--- BEGIN Input data ---
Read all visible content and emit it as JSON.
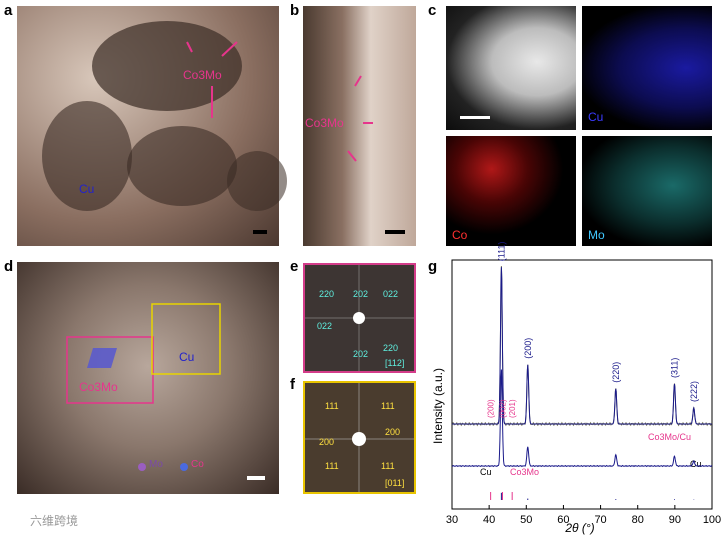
{
  "panels": {
    "a": {
      "letter": "a",
      "label_co3mo": "Co3Mo",
      "label_cu": "Cu"
    },
    "b": {
      "letter": "b",
      "label_co3mo": "Co3Mo"
    },
    "c": {
      "letter": "c",
      "map_cu": "Cu",
      "map_co": "Co",
      "map_mo": "Mo"
    },
    "d": {
      "letter": "d",
      "label_co3mo": "Co3Mo",
      "label_cu": "Cu",
      "legend_mo": "Mo",
      "legend_co": "Co"
    },
    "e": {
      "letter": "e",
      "spots": [
        "220",
        "202",
        "022",
        "022",
        "202",
        "220"
      ],
      "zone": "[112]"
    },
    "f": {
      "letter": "f",
      "spots": [
        "111",
        "111",
        "200",
        "200",
        "111",
        "111"
      ],
      "zone": "[011]"
    },
    "g": {
      "letter": "g"
    }
  },
  "chart_data": {
    "type": "line",
    "xlabel": "2θ (°)",
    "ylabel": "Intensity (a.u.)",
    "xlim": [
      30,
      100
    ],
    "xticks": [
      30,
      40,
      50,
      60,
      70,
      80,
      90,
      100
    ],
    "series": [
      {
        "name": "Co3Mo/Cu",
        "peaks": [
          {
            "x": 43.3,
            "h": 0.98,
            "label": "(111)"
          },
          {
            "x": 50.4,
            "h": 0.37,
            "label": "(200)"
          },
          {
            "x": 74.1,
            "h": 0.22,
            "label": "(220)"
          },
          {
            "x": 89.9,
            "h": 0.25,
            "label": "(311)"
          },
          {
            "x": 95.1,
            "h": 0.1,
            "label": "(222)"
          }
        ]
      },
      {
        "name": "Cu",
        "peaks": [
          {
            "x": 43.3,
            "h": 0.6
          },
          {
            "x": 50.4,
            "h": 0.12
          },
          {
            "x": 74.1,
            "h": 0.07
          },
          {
            "x": 89.9,
            "h": 0.06
          },
          {
            "x": 95.1,
            "h": 0.03
          }
        ]
      }
    ],
    "co3mo_peaks": [
      {
        "x": 40.4,
        "label": "(200)"
      },
      {
        "x": 43.6,
        "label": "(002)"
      },
      {
        "x": 46.2,
        "label": "(201)"
      }
    ],
    "reference_label_cu": "Cu",
    "reference_label_co3mo": "Co3Mo",
    "trace_label_top": "Co3Mo/Cu",
    "trace_label_bottom": "Cu"
  },
  "watermark": "六维跨境"
}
--- END Input data ---
### Goal of the exercise
Pictures in the records should not appear in your copy, but everything else must be transcribed exactly.

### The output
Read all visible content and emit it as JSON.
{
  "panels": {
    "a": {
      "letter": "a",
      "label_co3mo": "Co3Mo",
      "label_cu": "Cu"
    },
    "b": {
      "letter": "b",
      "label_co3mo": "Co3Mo"
    },
    "c": {
      "letter": "c",
      "map_cu": "Cu",
      "map_co": "Co",
      "map_mo": "Mo"
    },
    "d": {
      "letter": "d",
      "label_co3mo": "Co3Mo",
      "label_cu": "Cu",
      "legend_mo": "Mo",
      "legend_co": "Co"
    },
    "e": {
      "letter": "e",
      "spots": [
        "220",
        "202",
        "022",
        "022",
        "202",
        "220"
      ],
      "zone": "[112]"
    },
    "f": {
      "letter": "f",
      "spots": [
        "111",
        "111",
        "200",
        "200",
        "111",
        "111"
      ],
      "zone": "[011]"
    },
    "g": {
      "letter": "g"
    }
  },
  "chart_data": {
    "type": "line",
    "xlabel": "2θ (°)",
    "ylabel": "Intensity (a.u.)",
    "xlim": [
      30,
      100
    ],
    "xticks": [
      30,
      40,
      50,
      60,
      70,
      80,
      90,
      100
    ],
    "series": [
      {
        "name": "Co3Mo/Cu",
        "peaks": [
          {
            "x": 43.3,
            "h": 0.98,
            "label": "(111)"
          },
          {
            "x": 50.4,
            "h": 0.37,
            "label": "(200)"
          },
          {
            "x": 74.1,
            "h": 0.22,
            "label": "(220)"
          },
          {
            "x": 89.9,
            "h": 0.25,
            "label": "(311)"
          },
          {
            "x": 95.1,
            "h": 0.1,
            "label": "(222)"
          }
        ]
      },
      {
        "name": "Cu",
        "peaks": [
          {
            "x": 43.3,
            "h": 0.6
          },
          {
            "x": 50.4,
            "h": 0.12
          },
          {
            "x": 74.1,
            "h": 0.07
          },
          {
            "x": 89.9,
            "h": 0.06
          },
          {
            "x": 95.1,
            "h": 0.03
          }
        ]
      }
    ],
    "co3mo_peaks": [
      {
        "x": 40.4,
        "label": "(200)"
      },
      {
        "x": 43.6,
        "label": "(002)"
      },
      {
        "x": 46.2,
        "label": "(201)"
      }
    ],
    "reference_label_cu": "Cu",
    "reference_label_co3mo": "Co3Mo",
    "trace_label_top": "Co3Mo/Cu",
    "trace_label_bottom": "Cu"
  },
  "watermark": "六维跨境"
}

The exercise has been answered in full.